EXERCISE BRIEF: Repeat each record below exactly, dropping the pictures.

....

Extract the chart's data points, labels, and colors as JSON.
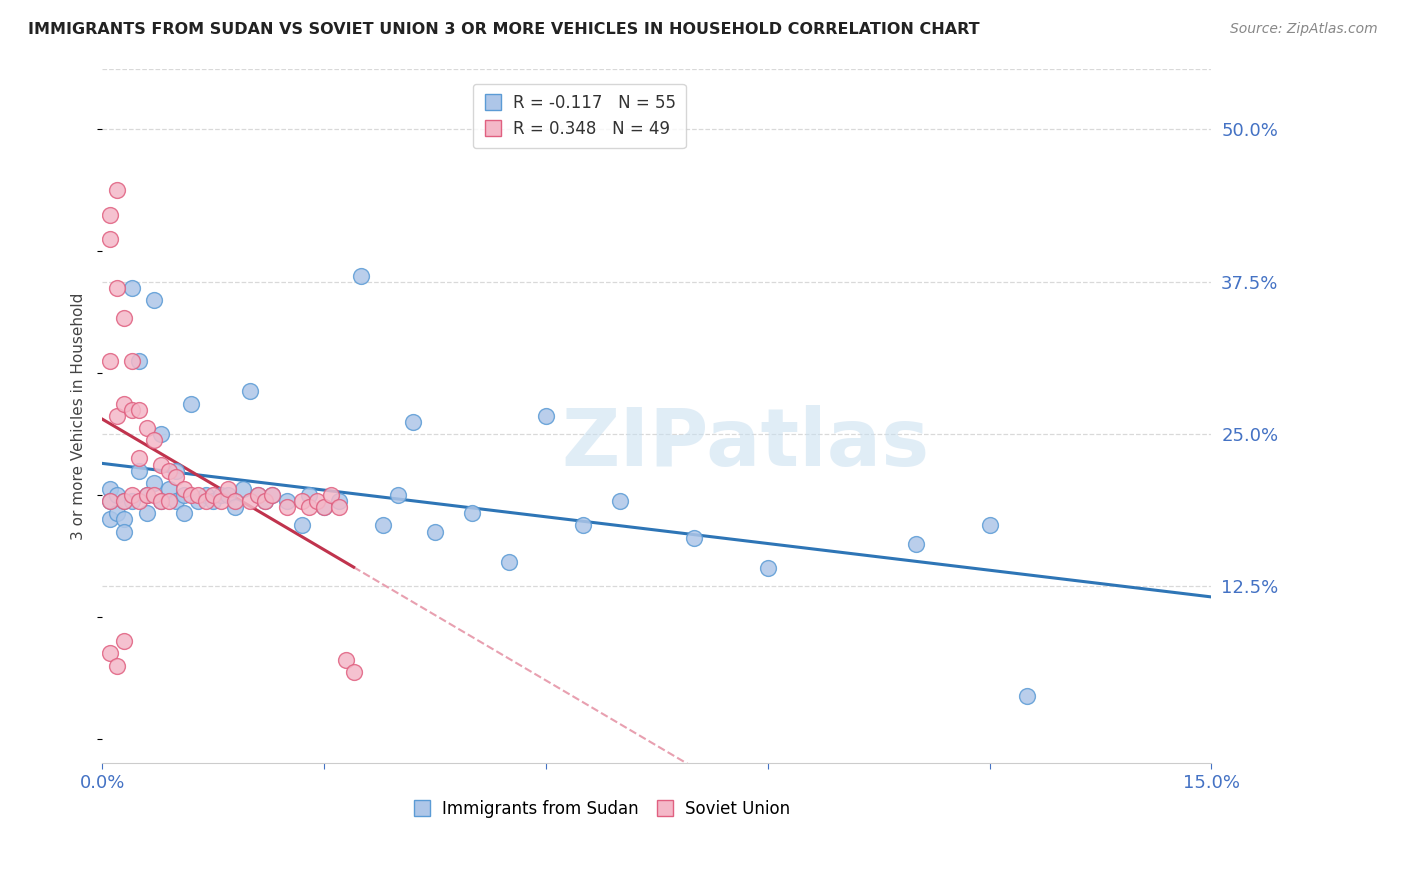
{
  "title": "IMMIGRANTS FROM SUDAN VS SOVIET UNION 3 OR MORE VEHICLES IN HOUSEHOLD CORRELATION CHART",
  "source": "Source: ZipAtlas.com",
  "ylabel": "3 or more Vehicles in Household",
  "x_min": 0.0,
  "x_max": 0.15,
  "y_min": -0.02,
  "y_max": 0.55,
  "y_ticks_right": [
    0.125,
    0.25,
    0.375,
    0.5
  ],
  "y_tick_labels_right": [
    "12.5%",
    "25.0%",
    "37.5%",
    "50.0%"
  ],
  "sudan_color": "#aec6e8",
  "sudan_edge_color": "#5b9bd5",
  "soviet_color": "#f4b8c8",
  "soviet_edge_color": "#e06080",
  "sudan_line_color": "#2e75b6",
  "soviet_line_color": "#c0334d",
  "diag_color": "#e8a0b0",
  "R_sudan": -0.117,
  "N_sudan": 55,
  "R_soviet": 0.348,
  "N_soviet": 49,
  "legend_sudan": "Immigrants from Sudan",
  "legend_soviet": "Soviet Union",
  "watermark": "ZIPatlas",
  "grid_color": "#d9d9d9",
  "background_color": "#ffffff",
  "sudan_x": [
    0.001,
    0.001,
    0.001,
    0.002,
    0.002,
    0.003,
    0.003,
    0.003,
    0.004,
    0.004,
    0.005,
    0.005,
    0.006,
    0.006,
    0.007,
    0.007,
    0.008,
    0.008,
    0.009,
    0.01,
    0.01,
    0.011,
    0.011,
    0.012,
    0.013,
    0.014,
    0.015,
    0.016,
    0.017,
    0.018,
    0.019,
    0.02,
    0.021,
    0.022,
    0.023,
    0.025,
    0.027,
    0.028,
    0.03,
    0.032,
    0.035,
    0.038,
    0.04,
    0.042,
    0.045,
    0.05,
    0.055,
    0.06,
    0.065,
    0.07,
    0.08,
    0.09,
    0.11,
    0.12,
    0.125
  ],
  "sudan_y": [
    0.205,
    0.195,
    0.18,
    0.2,
    0.185,
    0.195,
    0.18,
    0.17,
    0.37,
    0.195,
    0.31,
    0.22,
    0.2,
    0.185,
    0.36,
    0.21,
    0.25,
    0.195,
    0.205,
    0.22,
    0.195,
    0.2,
    0.185,
    0.275,
    0.195,
    0.2,
    0.195,
    0.2,
    0.2,
    0.19,
    0.205,
    0.285,
    0.2,
    0.195,
    0.2,
    0.195,
    0.175,
    0.2,
    0.19,
    0.195,
    0.38,
    0.175,
    0.2,
    0.26,
    0.17,
    0.185,
    0.145,
    0.265,
    0.175,
    0.195,
    0.165,
    0.14,
    0.16,
    0.175,
    0.035
  ],
  "soviet_x": [
    0.001,
    0.001,
    0.001,
    0.001,
    0.001,
    0.002,
    0.002,
    0.002,
    0.002,
    0.003,
    0.003,
    0.003,
    0.003,
    0.004,
    0.004,
    0.004,
    0.005,
    0.005,
    0.005,
    0.006,
    0.006,
    0.007,
    0.007,
    0.008,
    0.008,
    0.009,
    0.009,
    0.01,
    0.011,
    0.012,
    0.013,
    0.014,
    0.015,
    0.016,
    0.017,
    0.018,
    0.02,
    0.021,
    0.022,
    0.023,
    0.025,
    0.027,
    0.028,
    0.029,
    0.03,
    0.031,
    0.032,
    0.033,
    0.034
  ],
  "soviet_y": [
    0.43,
    0.41,
    0.31,
    0.195,
    0.07,
    0.45,
    0.37,
    0.265,
    0.06,
    0.345,
    0.275,
    0.195,
    0.08,
    0.31,
    0.27,
    0.2,
    0.27,
    0.23,
    0.195,
    0.255,
    0.2,
    0.245,
    0.2,
    0.225,
    0.195,
    0.22,
    0.195,
    0.215,
    0.205,
    0.2,
    0.2,
    0.195,
    0.2,
    0.195,
    0.205,
    0.195,
    0.195,
    0.2,
    0.195,
    0.2,
    0.19,
    0.195,
    0.19,
    0.195,
    0.19,
    0.2,
    0.19,
    0.065,
    0.055
  ]
}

....

ANSWER TO THE PROBLEM:
Extract the chart's data points, labels, and colors as JSON.
{
  "title": "IMMIGRANTS FROM SUDAN VS SOVIET UNION 3 OR MORE VEHICLES IN HOUSEHOLD CORRELATION CHART",
  "source": "Source: ZipAtlas.com",
  "ylabel": "3 or more Vehicles in Household",
  "x_min": 0.0,
  "x_max": 0.15,
  "y_min": -0.02,
  "y_max": 0.55,
  "y_ticks_right": [
    0.125,
    0.25,
    0.375,
    0.5
  ],
  "y_tick_labels_right": [
    "12.5%",
    "25.0%",
    "37.5%",
    "50.0%"
  ],
  "sudan_color": "#aec6e8",
  "sudan_edge_color": "#5b9bd5",
  "soviet_color": "#f4b8c8",
  "soviet_edge_color": "#e06080",
  "sudan_line_color": "#2e75b6",
  "soviet_line_color": "#c0334d",
  "diag_color": "#e8a0b0",
  "R_sudan": -0.117,
  "N_sudan": 55,
  "R_soviet": 0.348,
  "N_soviet": 49,
  "legend_sudan": "Immigrants from Sudan",
  "legend_soviet": "Soviet Union",
  "watermark": "ZIPatlas",
  "grid_color": "#d9d9d9",
  "background_color": "#ffffff",
  "sudan_x": [
    0.001,
    0.001,
    0.001,
    0.002,
    0.002,
    0.003,
    0.003,
    0.003,
    0.004,
    0.004,
    0.005,
    0.005,
    0.006,
    0.006,
    0.007,
    0.007,
    0.008,
    0.008,
    0.009,
    0.01,
    0.01,
    0.011,
    0.011,
    0.012,
    0.013,
    0.014,
    0.015,
    0.016,
    0.017,
    0.018,
    0.019,
    0.02,
    0.021,
    0.022,
    0.023,
    0.025,
    0.027,
    0.028,
    0.03,
    0.032,
    0.035,
    0.038,
    0.04,
    0.042,
    0.045,
    0.05,
    0.055,
    0.06,
    0.065,
    0.07,
    0.08,
    0.09,
    0.11,
    0.12,
    0.125
  ],
  "sudan_y": [
    0.205,
    0.195,
    0.18,
    0.2,
    0.185,
    0.195,
    0.18,
    0.17,
    0.37,
    0.195,
    0.31,
    0.22,
    0.2,
    0.185,
    0.36,
    0.21,
    0.25,
    0.195,
    0.205,
    0.22,
    0.195,
    0.2,
    0.185,
    0.275,
    0.195,
    0.2,
    0.195,
    0.2,
    0.2,
    0.19,
    0.205,
    0.285,
    0.2,
    0.195,
    0.2,
    0.195,
    0.175,
    0.2,
    0.19,
    0.195,
    0.38,
    0.175,
    0.2,
    0.26,
    0.17,
    0.185,
    0.145,
    0.265,
    0.175,
    0.195,
    0.165,
    0.14,
    0.16,
    0.175,
    0.035
  ],
  "soviet_x": [
    0.001,
    0.001,
    0.001,
    0.001,
    0.001,
    0.002,
    0.002,
    0.002,
    0.002,
    0.003,
    0.003,
    0.003,
    0.003,
    0.004,
    0.004,
    0.004,
    0.005,
    0.005,
    0.005,
    0.006,
    0.006,
    0.007,
    0.007,
    0.008,
    0.008,
    0.009,
    0.009,
    0.01,
    0.011,
    0.012,
    0.013,
    0.014,
    0.015,
    0.016,
    0.017,
    0.018,
    0.02,
    0.021,
    0.022,
    0.023,
    0.025,
    0.027,
    0.028,
    0.029,
    0.03,
    0.031,
    0.032,
    0.033,
    0.034
  ],
  "soviet_y": [
    0.43,
    0.41,
    0.31,
    0.195,
    0.07,
    0.45,
    0.37,
    0.265,
    0.06,
    0.345,
    0.275,
    0.195,
    0.08,
    0.31,
    0.27,
    0.2,
    0.27,
    0.23,
    0.195,
    0.255,
    0.2,
    0.245,
    0.2,
    0.225,
    0.195,
    0.22,
    0.195,
    0.215,
    0.205,
    0.2,
    0.2,
    0.195,
    0.2,
    0.195,
    0.205,
    0.195,
    0.195,
    0.2,
    0.195,
    0.2,
    0.19,
    0.195,
    0.19,
    0.195,
    0.19,
    0.2,
    0.19,
    0.065,
    0.055
  ]
}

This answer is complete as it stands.